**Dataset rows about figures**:
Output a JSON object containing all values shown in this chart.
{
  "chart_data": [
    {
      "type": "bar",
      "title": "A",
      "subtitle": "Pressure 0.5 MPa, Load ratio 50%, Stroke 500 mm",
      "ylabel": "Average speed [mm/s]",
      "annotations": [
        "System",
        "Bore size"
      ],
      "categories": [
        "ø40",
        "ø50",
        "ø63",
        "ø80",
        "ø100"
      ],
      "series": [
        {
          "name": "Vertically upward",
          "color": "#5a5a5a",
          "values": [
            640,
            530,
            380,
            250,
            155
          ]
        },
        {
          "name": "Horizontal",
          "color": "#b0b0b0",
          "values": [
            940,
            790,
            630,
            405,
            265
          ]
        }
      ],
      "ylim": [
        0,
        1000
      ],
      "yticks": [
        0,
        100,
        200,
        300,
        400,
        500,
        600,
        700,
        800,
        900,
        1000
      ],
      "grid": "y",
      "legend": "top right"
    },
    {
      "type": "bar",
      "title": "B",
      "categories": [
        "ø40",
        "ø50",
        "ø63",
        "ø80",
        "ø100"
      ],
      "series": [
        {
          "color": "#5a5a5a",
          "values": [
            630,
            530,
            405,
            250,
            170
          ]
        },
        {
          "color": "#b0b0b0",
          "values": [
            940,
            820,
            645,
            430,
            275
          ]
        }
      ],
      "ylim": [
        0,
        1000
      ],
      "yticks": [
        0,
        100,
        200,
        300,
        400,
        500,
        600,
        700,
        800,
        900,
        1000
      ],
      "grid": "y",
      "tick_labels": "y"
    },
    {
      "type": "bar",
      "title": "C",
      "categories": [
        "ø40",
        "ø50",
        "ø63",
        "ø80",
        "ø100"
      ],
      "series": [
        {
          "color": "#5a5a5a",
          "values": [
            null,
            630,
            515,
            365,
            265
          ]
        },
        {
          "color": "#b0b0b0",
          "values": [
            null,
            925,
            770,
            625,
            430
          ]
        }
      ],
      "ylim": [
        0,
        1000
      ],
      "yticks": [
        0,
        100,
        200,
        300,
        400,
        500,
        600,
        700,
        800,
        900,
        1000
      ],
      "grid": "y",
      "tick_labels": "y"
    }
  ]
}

**Problem statement**: Quote all the records exactly, please, leaving none out.

**Solution for this problem**:
Output a JSON object containing all values shown in this chart.
{
  "chart_data": [
    {
      "type": "bar",
      "title": "A",
      "subtitle": "Pressure 0.5 MPa, Load ratio 50%, Stroke 500 mm",
      "ylabel": "Average speed [mm/s]",
      "annotations": [
        "System",
        "Bore size"
      ],
      "categories": [
        "ø40",
        "ø50",
        "ø63",
        "ø80",
        "ø100"
      ],
      "series": [
        {
          "name": "Vertically upward",
          "color": "#5a5a5a",
          "values": [
            640,
            530,
            380,
            250,
            155
          ]
        },
        {
          "name": "Horizontal",
          "color": "#b0b0b0",
          "values": [
            940,
            790,
            630,
            405,
            265
          ]
        }
      ],
      "ylim": [
        0,
        1000
      ],
      "yticks": [
        0,
        100,
        200,
        300,
        400,
        500,
        600,
        700,
        800,
        900,
        1000
      ],
      "grid": "y",
      "legend": "top right"
    },
    {
      "type": "bar",
      "title": "B",
      "categories": [
        "ø40",
        "ø50",
        "ø63",
        "ø80",
        "ø100"
      ],
      "series": [
        {
          "color": "#5a5a5a",
          "values": [
            630,
            530,
            405,
            250,
            170
          ]
        },
        {
          "color": "#b0b0b0",
          "values": [
            940,
            820,
            645,
            430,
            275
          ]
        }
      ],
      "ylim": [
        0,
        1000
      ],
      "yticks": [
        0,
        100,
        200,
        300,
        400,
        500,
        600,
        700,
        800,
        900,
        1000
      ],
      "grid": "y",
      "tick_labels": "y"
    },
    {
      "type": "bar",
      "title": "C",
      "categories": [
        "ø40",
        "ø50",
        "ø63",
        "ø80",
        "ø100"
      ],
      "series": [
        {
          "color": "#5a5a5a",
          "values": [
            null,
            630,
            515,
            365,
            265
          ]
        },
        {
          "color": "#b0b0b0",
          "values": [
            null,
            925,
            770,
            625,
            430
          ]
        }
      ],
      "ylim": [
        0,
        1000
      ],
      "yticks": [
        0,
        100,
        200,
        300,
        400,
        500,
        600,
        700,
        800,
        900,
        1000
      ],
      "grid": "y",
      "tick_labels": "y"
    }
  ]
}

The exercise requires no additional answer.